#### TASK DETAILS:
Print the whole listing exactly.

====== DATA PROVIDED ======

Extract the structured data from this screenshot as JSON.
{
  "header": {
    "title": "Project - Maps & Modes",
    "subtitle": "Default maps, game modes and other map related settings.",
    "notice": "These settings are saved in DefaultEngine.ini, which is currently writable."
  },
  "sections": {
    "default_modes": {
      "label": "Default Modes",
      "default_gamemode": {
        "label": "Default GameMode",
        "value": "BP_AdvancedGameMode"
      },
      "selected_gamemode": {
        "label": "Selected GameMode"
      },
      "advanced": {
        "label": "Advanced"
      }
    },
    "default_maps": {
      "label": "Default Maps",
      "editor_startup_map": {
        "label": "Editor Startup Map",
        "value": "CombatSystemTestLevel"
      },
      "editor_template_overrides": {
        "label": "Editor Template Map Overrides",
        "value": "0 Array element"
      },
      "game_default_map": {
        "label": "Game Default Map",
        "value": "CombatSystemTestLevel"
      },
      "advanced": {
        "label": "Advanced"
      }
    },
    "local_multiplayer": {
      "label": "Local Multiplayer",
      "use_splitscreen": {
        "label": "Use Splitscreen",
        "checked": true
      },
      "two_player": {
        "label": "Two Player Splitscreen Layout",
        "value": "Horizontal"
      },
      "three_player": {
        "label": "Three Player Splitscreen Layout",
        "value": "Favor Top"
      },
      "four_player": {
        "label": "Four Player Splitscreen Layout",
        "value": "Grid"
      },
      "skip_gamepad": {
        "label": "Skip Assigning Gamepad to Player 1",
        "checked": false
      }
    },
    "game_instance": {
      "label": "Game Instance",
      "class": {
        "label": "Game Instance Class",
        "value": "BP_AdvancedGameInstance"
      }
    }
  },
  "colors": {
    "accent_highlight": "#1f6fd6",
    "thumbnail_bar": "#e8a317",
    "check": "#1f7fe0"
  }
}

======

#### COMPLETE ANSWER:
Extract the structured data from this screenshot as JSON.
{
  "header": {
    "title": "Project - Maps & Modes",
    "subtitle": "Default maps, game modes and other map related settings.",
    "notice": "These settings are saved in DefaultEngine.ini, which is currently writable."
  },
  "sections": {
    "default_modes": {
      "label": "Default Modes",
      "default_gamemode": {
        "label": "Default GameMode",
        "value": "BP_AdvancedGameMode"
      },
      "selected_gamemode": {
        "label": "Selected GameMode"
      },
      "advanced": {
        "label": "Advanced"
      }
    },
    "default_maps": {
      "label": "Default Maps",
      "editor_startup_map": {
        "label": "Editor Startup Map",
        "value": "CombatSystemTestLevel"
      },
      "editor_template_overrides": {
        "label": "Editor Template Map Overrides",
        "value": "0 Array element"
      },
      "game_default_map": {
        "label": "Game Default Map",
        "value": "CombatSystemTestLevel"
      },
      "advanced": {
        "label": "Advanced"
      }
    },
    "local_multiplayer": {
      "label": "Local Multiplayer",
      "use_splitscreen": {
        "label": "Use Splitscreen",
        "checked": true
      },
      "two_player": {
        "label": "Two Player Splitscreen Layout",
        "value": "Horizontal"
      },
      "three_player": {
        "label": "Three Player Splitscreen Layout",
        "value": "Favor Top"
      },
      "four_player": {
        "label": "Four Player Splitscreen Layout",
        "value": "Grid"
      },
      "skip_gamepad": {
        "label": "Skip Assigning Gamepad to Player 1",
        "checked": false
      }
    },
    "game_instance": {
      "label": "Game Instance",
      "class": {
        "label": "Game Instance Class",
        "value": "BP_AdvancedGameInstance"
      }
    }
  },
  "colors": {
    "accent_highlight": "#1f6fd6",
    "thumbnail_bar": "#e8a317",
    "check": "#1f7fe0"
  }
}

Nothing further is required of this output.